* begin *

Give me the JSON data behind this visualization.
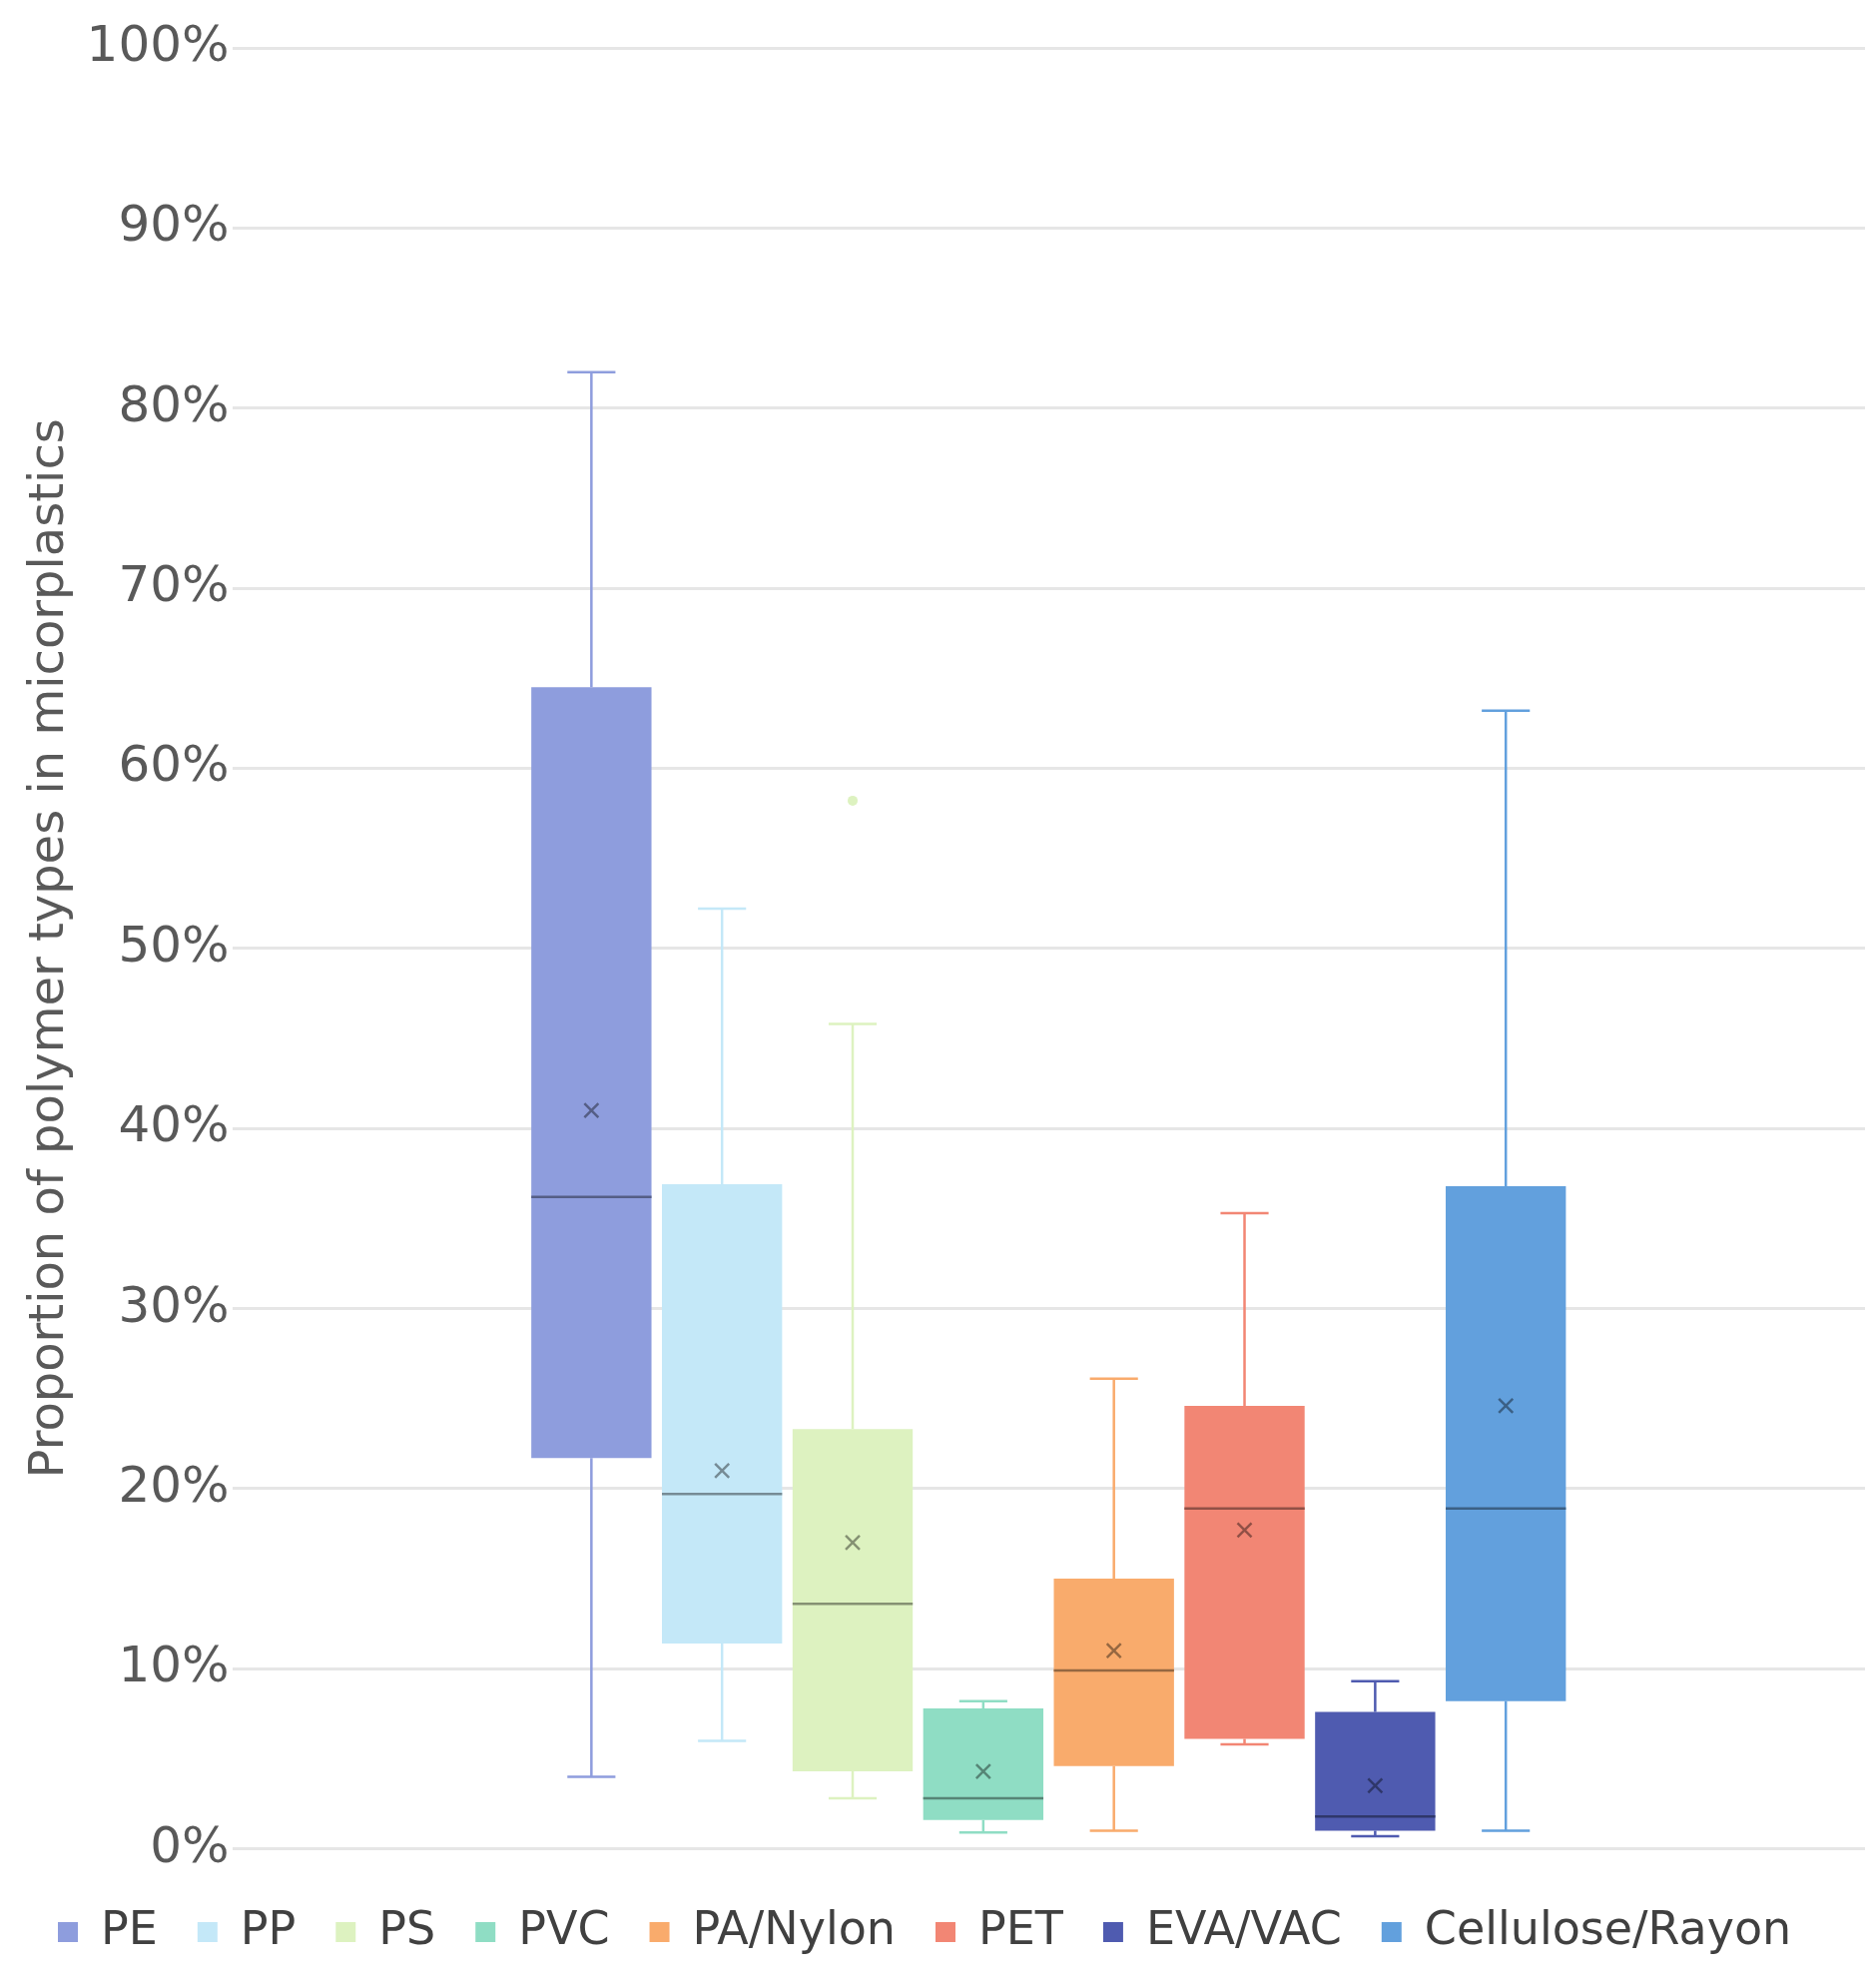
{
  "chart_data": {
    "type": "box",
    "ylabel": "Proportion of polymer types in micorplastics",
    "categories": [
      null
    ],
    "ylim": [
      0,
      100
    ],
    "yticks": [
      {
        "value": 0,
        "label": "0%"
      },
      {
        "value": 10,
        "label": "10%"
      },
      {
        "value": 20,
        "label": "20%"
      },
      {
        "value": 30,
        "label": "30%"
      },
      {
        "value": 40,
        "label": "40%"
      },
      {
        "value": 50,
        "label": "50%"
      },
      {
        "value": 60,
        "label": "60%"
      },
      {
        "value": 70,
        "label": "70%"
      },
      {
        "value": 80,
        "label": "80%"
      },
      {
        "value": 90,
        "label": "90%"
      },
      {
        "value": 100,
        "label": "100%"
      }
    ],
    "grid": "y",
    "legend": "bottom",
    "series": [
      {
        "name": "PE",
        "color": "#8e9ddd",
        "boxes": [
          {
            "low": 4,
            "q1": 21.7,
            "median": 36.2,
            "q3": 64.5,
            "high": 82,
            "mean": 41
          }
        ]
      },
      {
        "name": "PP",
        "color": "#c4e8f8",
        "boxes": [
          {
            "low": 6,
            "q1": 11.4,
            "median": 19.7,
            "q3": 36.9,
            "high": 52.2,
            "mean": 21
          }
        ]
      },
      {
        "name": "PS",
        "color": "#ddf2c0",
        "boxes": [
          {
            "low": 2.8,
            "q1": 4.3,
            "median": 13.6,
            "q3": 23.3,
            "high": 45.8,
            "mean": 17,
            "outliers": [
              58.2
            ]
          }
        ]
      },
      {
        "name": "PVC",
        "color": "#8fddc4",
        "boxes": [
          {
            "low": 0.9,
            "q1": 1.6,
            "median": 2.8,
            "q3": 7.8,
            "high": 8.2,
            "mean": 4.3
          }
        ]
      },
      {
        "name": "PA/Nylon",
        "color": "#f9ab6c",
        "boxes": [
          {
            "low": 1,
            "q1": 4.6,
            "median": 9.9,
            "q3": 15,
            "high": 26.1,
            "mean": 11
          }
        ]
      },
      {
        "name": "PET",
        "color": "#f28674",
        "boxes": [
          {
            "low": 5.8,
            "q1": 6.1,
            "median": 18.9,
            "q3": 24.6,
            "high": 35.3,
            "mean": 17.7
          }
        ]
      },
      {
        "name": "EVA/VAC",
        "color": "#4f5bb0",
        "boxes": [
          {
            "low": 0.7,
            "q1": 1,
            "median": 1.8,
            "q3": 7.6,
            "high": 9.3,
            "mean": 3.5
          }
        ]
      },
      {
        "name": "Cellulose/Rayon",
        "color": "#62a0dd",
        "boxes": [
          {
            "low": 1,
            "q1": 8.2,
            "median": 18.9,
            "q3": 36.8,
            "high": 63.2,
            "mean": 24.6
          }
        ]
      }
    ]
  }
}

* end *

**WORK TO COMPLETE**:
From the listing above, copy every line that includes the word "color".

**TASK ANSWER**:
        "color": "#8e9ddd",
        "color": "#c4e8f8",
        "color": "#ddf2c0",
        "color": "#8fddc4",
        "color": "#f9ab6c",
        "color": "#f28674",
        "color": "#4f5bb0",
        "color": "#62a0dd",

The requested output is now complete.